START Data section

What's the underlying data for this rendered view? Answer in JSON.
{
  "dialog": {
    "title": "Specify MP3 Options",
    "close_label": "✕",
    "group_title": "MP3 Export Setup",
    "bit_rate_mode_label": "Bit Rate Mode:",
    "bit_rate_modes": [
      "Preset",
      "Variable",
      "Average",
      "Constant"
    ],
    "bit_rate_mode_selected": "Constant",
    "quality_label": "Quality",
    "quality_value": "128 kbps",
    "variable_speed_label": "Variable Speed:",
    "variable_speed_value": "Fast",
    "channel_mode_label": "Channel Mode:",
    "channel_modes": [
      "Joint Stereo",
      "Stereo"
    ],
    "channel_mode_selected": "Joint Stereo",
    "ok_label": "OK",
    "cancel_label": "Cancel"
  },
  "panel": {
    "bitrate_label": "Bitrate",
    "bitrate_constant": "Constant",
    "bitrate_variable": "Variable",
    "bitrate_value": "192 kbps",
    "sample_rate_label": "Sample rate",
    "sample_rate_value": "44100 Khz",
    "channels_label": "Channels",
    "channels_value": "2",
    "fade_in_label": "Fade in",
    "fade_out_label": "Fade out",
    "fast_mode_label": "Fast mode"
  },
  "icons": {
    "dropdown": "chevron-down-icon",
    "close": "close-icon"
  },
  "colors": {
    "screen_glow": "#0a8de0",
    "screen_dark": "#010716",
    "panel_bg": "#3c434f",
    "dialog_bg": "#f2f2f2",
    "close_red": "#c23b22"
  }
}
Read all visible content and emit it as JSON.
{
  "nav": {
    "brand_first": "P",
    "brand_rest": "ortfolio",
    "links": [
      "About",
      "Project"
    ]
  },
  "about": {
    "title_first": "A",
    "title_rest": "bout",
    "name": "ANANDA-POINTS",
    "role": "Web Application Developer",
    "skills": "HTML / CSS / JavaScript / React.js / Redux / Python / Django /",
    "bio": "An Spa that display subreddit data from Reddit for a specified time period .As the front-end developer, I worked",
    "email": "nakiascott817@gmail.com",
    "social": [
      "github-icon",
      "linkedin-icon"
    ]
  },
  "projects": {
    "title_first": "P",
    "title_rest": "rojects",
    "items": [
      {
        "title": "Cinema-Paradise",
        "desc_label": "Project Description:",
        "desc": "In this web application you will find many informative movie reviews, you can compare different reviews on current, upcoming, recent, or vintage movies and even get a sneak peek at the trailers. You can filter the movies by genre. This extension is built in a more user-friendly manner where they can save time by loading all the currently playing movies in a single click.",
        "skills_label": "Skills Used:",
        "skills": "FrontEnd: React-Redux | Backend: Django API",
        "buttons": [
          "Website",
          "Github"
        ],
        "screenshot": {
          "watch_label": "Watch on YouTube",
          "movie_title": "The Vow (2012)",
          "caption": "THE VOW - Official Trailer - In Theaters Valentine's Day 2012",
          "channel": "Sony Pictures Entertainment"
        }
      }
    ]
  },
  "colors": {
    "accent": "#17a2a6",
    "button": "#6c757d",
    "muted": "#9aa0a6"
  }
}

END Data section

What is asked: From the data above, show each line that contains "JSON".

Final result:
What's the underlying data for this rendered view? Answer in JSON.
Read all visible content and emit it as JSON.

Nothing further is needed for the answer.